-- Begin Supplied material --
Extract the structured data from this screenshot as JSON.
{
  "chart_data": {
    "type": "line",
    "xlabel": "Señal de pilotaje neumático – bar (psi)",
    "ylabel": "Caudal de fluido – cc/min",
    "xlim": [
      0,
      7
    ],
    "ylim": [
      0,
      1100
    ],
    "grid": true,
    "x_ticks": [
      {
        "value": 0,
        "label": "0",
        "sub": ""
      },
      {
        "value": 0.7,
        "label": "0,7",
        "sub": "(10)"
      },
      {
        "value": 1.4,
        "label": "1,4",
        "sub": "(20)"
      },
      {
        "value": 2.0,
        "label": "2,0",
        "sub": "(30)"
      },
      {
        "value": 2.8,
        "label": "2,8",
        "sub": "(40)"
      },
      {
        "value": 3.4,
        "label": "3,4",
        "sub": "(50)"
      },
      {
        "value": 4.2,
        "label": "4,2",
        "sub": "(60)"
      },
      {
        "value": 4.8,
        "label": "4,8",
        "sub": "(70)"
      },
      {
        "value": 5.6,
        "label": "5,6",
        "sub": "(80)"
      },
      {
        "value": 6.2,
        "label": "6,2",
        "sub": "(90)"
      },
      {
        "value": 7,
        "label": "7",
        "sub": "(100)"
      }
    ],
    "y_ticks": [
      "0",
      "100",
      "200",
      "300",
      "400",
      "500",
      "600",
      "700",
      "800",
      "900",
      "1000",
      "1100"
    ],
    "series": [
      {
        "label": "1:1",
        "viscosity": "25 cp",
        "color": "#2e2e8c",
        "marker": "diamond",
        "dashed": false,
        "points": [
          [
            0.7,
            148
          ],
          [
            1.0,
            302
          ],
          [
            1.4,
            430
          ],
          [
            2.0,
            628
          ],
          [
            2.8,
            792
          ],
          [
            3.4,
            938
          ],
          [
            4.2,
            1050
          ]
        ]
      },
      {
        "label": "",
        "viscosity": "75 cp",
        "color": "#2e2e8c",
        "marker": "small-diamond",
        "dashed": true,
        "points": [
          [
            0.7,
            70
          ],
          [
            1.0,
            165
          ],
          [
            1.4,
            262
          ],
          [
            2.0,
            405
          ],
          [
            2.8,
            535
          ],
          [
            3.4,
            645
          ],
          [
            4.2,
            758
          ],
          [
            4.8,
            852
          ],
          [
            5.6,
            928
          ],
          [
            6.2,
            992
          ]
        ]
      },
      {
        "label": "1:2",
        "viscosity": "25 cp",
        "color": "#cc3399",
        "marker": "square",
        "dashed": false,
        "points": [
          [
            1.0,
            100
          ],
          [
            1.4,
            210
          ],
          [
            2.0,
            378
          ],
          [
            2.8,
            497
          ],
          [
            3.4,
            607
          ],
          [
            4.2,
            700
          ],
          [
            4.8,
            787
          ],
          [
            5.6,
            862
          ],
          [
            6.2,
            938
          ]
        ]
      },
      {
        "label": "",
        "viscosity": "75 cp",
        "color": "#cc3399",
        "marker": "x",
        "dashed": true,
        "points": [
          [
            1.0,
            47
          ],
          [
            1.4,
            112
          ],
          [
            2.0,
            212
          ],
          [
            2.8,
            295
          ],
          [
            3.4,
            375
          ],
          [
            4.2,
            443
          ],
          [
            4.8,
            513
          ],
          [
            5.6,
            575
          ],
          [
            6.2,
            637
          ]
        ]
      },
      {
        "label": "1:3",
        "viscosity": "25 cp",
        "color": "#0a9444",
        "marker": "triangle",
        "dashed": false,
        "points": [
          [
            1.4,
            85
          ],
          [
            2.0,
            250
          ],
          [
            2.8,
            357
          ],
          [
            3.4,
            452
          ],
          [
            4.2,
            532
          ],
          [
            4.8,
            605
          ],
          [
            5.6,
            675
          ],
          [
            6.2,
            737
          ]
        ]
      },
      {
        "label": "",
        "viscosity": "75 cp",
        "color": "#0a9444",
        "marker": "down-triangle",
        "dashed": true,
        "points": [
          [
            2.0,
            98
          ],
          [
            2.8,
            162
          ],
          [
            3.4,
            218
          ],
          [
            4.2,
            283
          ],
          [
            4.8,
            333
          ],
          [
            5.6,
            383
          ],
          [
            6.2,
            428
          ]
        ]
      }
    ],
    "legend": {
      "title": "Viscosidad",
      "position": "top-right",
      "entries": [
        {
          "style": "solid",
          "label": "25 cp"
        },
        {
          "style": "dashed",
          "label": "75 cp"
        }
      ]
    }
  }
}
-- End Supplied material --
What the task asks:
Output the full listing without altering anything.

Task result:
Extract the structured data from this screenshot as JSON.
{
  "chart_data": {
    "type": "line",
    "xlabel": "Señal de pilotaje neumático – bar (psi)",
    "ylabel": "Caudal de fluido – cc/min",
    "xlim": [
      0,
      7
    ],
    "ylim": [
      0,
      1100
    ],
    "grid": true,
    "x_ticks": [
      {
        "value": 0,
        "label": "0",
        "sub": ""
      },
      {
        "value": 0.7,
        "label": "0,7",
        "sub": "(10)"
      },
      {
        "value": 1.4,
        "label": "1,4",
        "sub": "(20)"
      },
      {
        "value": 2.0,
        "label": "2,0",
        "sub": "(30)"
      },
      {
        "value": 2.8,
        "label": "2,8",
        "sub": "(40)"
      },
      {
        "value": 3.4,
        "label": "3,4",
        "sub": "(50)"
      },
      {
        "value": 4.2,
        "label": "4,2",
        "sub": "(60)"
      },
      {
        "value": 4.8,
        "label": "4,8",
        "sub": "(70)"
      },
      {
        "value": 5.6,
        "label": "5,6",
        "sub": "(80)"
      },
      {
        "value": 6.2,
        "label": "6,2",
        "sub": "(90)"
      },
      {
        "value": 7,
        "label": "7",
        "sub": "(100)"
      }
    ],
    "y_ticks": [
      "0",
      "100",
      "200",
      "300",
      "400",
      "500",
      "600",
      "700",
      "800",
      "900",
      "1000",
      "1100"
    ],
    "series": [
      {
        "label": "1:1",
        "viscosity": "25 cp",
        "color": "#2e2e8c",
        "marker": "diamond",
        "dashed": false,
        "points": [
          [
            0.7,
            148
          ],
          [
            1.0,
            302
          ],
          [
            1.4,
            430
          ],
          [
            2.0,
            628
          ],
          [
            2.8,
            792
          ],
          [
            3.4,
            938
          ],
          [
            4.2,
            1050
          ]
        ]
      },
      {
        "label": "",
        "viscosity": "75 cp",
        "color": "#2e2e8c",
        "marker": "small-diamond",
        "dashed": true,
        "points": [
          [
            0.7,
            70
          ],
          [
            1.0,
            165
          ],
          [
            1.4,
            262
          ],
          [
            2.0,
            405
          ],
          [
            2.8,
            535
          ],
          [
            3.4,
            645
          ],
          [
            4.2,
            758
          ],
          [
            4.8,
            852
          ],
          [
            5.6,
            928
          ],
          [
            6.2,
            992
          ]
        ]
      },
      {
        "label": "1:2",
        "viscosity": "25 cp",
        "color": "#cc3399",
        "marker": "square",
        "dashed": false,
        "points": [
          [
            1.0,
            100
          ],
          [
            1.4,
            210
          ],
          [
            2.0,
            378
          ],
          [
            2.8,
            497
          ],
          [
            3.4,
            607
          ],
          [
            4.2,
            700
          ],
          [
            4.8,
            787
          ],
          [
            5.6,
            862
          ],
          [
            6.2,
            938
          ]
        ]
      },
      {
        "label": "",
        "viscosity": "75 cp",
        "color": "#cc3399",
        "marker": "x",
        "dashed": true,
        "points": [
          [
            1.0,
            47
          ],
          [
            1.4,
            112
          ],
          [
            2.0,
            212
          ],
          [
            2.8,
            295
          ],
          [
            3.4,
            375
          ],
          [
            4.2,
            443
          ],
          [
            4.8,
            513
          ],
          [
            5.6,
            575
          ],
          [
            6.2,
            637
          ]
        ]
      },
      {
        "label": "1:3",
        "viscosity": "25 cp",
        "color": "#0a9444",
        "marker": "triangle",
        "dashed": false,
        "points": [
          [
            1.4,
            85
          ],
          [
            2.0,
            250
          ],
          [
            2.8,
            357
          ],
          [
            3.4,
            452
          ],
          [
            4.2,
            532
          ],
          [
            4.8,
            605
          ],
          [
            5.6,
            675
          ],
          [
            6.2,
            737
          ]
        ]
      },
      {
        "label": "",
        "viscosity": "75 cp",
        "color": "#0a9444",
        "marker": "down-triangle",
        "dashed": true,
        "points": [
          [
            2.0,
            98
          ],
          [
            2.8,
            162
          ],
          [
            3.4,
            218
          ],
          [
            4.2,
            283
          ],
          [
            4.8,
            333
          ],
          [
            5.6,
            383
          ],
          [
            6.2,
            428
          ]
        ]
      }
    ],
    "legend": {
      "title": "Viscosidad",
      "position": "top-right",
      "entries": [
        {
          "style": "solid",
          "label": "25 cp"
        },
        {
          "style": "dashed",
          "label": "75 cp"
        }
      ]
    }
  }
}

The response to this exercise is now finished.